● CONSIGNES:
1. Répondez à ces questions sur l'article consacré au limogeage de Sonko :
(a) De quel poste Ousmane Sonko a-t-il été révoqué ?
(b) Quelle ville est présentée comme plongée dans un tourbillon de réactions contrastées ?
(c) Selon Ibrahima Dione, qui a montré des signes de faiblesse dans sa gouvernance ?
2. Recopiez un extrait de l'article consacré au limogeage de Sonko : commencez aux mots « La révocation d’Ousmane » et arrêtez-vous après « sous le choc. ».
3. Poursuivez l'article consacré au limogeage de Sonko à partir de sa dernière phrase.

● TEXTE À EXAMINER:
********************
Résignation et espoir chez les partisans de Sonko après son limogeage

résignation et espoir chez les partisans de Sonko après son limogeage

Ali Bamba
Manifestation politique à Dakar

La révocation d’Ousmane Sonko du poste de Premier ministre a plongé Dakar dans un tourbillon de réactions contrastées. Entre ceux qui y voient une décision nécessaire et d’autres qui la perçoivent comme une trahison, la capitale sénégalaise reste sous le choc.

« Enfin une décision qui s’imposait. Ousmane Sonko a marqué l’histoire du pays par son engagement. Ses partisans, dont moi, en sont plus que jamais fiers. Bassirou Diomaye Faye, en revanche, a montré des signes de faiblesse dans sa gouvernance », confie Ibrahima Dione, un habitant de Dakar engagé.
********************
● LISTE PRÉSENTÉE:

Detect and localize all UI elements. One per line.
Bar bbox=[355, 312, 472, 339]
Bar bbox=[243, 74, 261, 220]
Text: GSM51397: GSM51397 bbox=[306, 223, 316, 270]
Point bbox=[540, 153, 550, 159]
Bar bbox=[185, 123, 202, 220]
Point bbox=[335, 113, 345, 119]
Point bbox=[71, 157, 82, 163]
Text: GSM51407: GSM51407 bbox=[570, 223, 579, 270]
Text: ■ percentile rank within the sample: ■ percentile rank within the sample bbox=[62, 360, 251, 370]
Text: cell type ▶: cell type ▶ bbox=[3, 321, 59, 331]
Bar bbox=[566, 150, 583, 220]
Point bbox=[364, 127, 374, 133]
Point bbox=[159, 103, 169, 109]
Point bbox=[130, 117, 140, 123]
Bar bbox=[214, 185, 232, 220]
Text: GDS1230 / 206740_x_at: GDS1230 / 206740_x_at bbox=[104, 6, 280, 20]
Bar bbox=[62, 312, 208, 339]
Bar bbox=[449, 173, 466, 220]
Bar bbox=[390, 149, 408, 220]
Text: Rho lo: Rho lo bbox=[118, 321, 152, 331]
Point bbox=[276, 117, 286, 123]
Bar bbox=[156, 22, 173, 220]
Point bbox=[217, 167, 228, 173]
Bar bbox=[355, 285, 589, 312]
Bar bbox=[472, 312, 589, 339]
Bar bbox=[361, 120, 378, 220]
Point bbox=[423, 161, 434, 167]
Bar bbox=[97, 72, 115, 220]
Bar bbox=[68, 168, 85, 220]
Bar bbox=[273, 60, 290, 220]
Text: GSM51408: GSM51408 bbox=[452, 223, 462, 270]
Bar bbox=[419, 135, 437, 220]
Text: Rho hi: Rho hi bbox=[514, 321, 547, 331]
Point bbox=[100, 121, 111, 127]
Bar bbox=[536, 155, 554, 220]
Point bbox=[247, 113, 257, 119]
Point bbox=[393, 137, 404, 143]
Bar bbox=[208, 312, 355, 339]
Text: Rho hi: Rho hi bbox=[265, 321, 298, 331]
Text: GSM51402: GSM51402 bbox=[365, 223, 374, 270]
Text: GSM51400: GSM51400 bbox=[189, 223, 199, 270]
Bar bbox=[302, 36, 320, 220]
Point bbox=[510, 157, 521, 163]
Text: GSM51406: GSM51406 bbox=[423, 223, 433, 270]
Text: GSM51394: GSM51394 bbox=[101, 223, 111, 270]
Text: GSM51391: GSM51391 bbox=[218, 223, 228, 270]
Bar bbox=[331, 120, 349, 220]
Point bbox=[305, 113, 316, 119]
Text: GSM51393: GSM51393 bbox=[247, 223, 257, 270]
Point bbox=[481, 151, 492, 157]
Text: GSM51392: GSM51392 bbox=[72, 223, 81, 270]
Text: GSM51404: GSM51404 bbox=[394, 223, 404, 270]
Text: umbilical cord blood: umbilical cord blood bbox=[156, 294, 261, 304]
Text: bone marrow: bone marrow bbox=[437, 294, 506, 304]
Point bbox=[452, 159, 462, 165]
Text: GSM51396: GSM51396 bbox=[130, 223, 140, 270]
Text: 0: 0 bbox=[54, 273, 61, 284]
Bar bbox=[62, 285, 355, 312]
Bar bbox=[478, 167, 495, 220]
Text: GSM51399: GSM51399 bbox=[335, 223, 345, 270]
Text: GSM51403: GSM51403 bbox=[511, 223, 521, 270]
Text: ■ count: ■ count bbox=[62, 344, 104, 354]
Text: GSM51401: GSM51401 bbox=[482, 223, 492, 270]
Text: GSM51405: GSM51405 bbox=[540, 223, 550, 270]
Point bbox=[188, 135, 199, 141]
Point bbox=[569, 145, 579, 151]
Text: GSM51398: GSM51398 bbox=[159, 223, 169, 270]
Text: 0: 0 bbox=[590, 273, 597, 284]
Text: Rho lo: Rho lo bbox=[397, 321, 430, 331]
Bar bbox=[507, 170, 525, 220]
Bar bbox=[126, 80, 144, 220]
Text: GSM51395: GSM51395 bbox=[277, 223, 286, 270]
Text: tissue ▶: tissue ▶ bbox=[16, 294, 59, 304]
********************
● RÉPONSES:
1.
(a) Premier ministre
(b) Dakar
(c) Bassirou Diomaye Faye

2.
La révocation d’Ousmane Sonko du poste de Premier ministre a plongé Dakar dans un tourbillon de réactions contrastées. Entre ceux qui y voient une décision nécessaire et d’autres qui la perçoivent comme une trahison, la capitale sénégalaise reste sous le choc.

3.
Le limogeage de Sonko et de son gouvernement a laissé le Pastef sans grande réaction publique, révélant une crise profonde au sommet de l’État. Pourtant, les promesses électorales de 2024, axées sur une rupture avec les anciennes pratiques, avaient suscité un engouement sans précédent chez la jeunesse.

« Cette décision est déstabilisante pour le pays. Nous avons besoin de stabilité, pas de querelles politiques. Le Sénégal mérite mieux que ces luttes de pouvoir », déclare Modou Diaw, un autre résident de Dakar.

Il faut rappeler que Bassirou Diomaye Faye doit son élection à la popularité de Sonko, qui avait galvanisé les foules. Pourtant, ses prises de position récentes auraient, selon plusieurs observateurs, irrité le président, accélérant ainsi sa chute.

« Le président a tout à fait le droit de nommer ou de révoquer. Si cela sert l’intérêt national, alors c’est une bonne chose. Le pays a besoin de cohésion, pas de divisions », estime Thierno Sow, un autre citoyen dakarois.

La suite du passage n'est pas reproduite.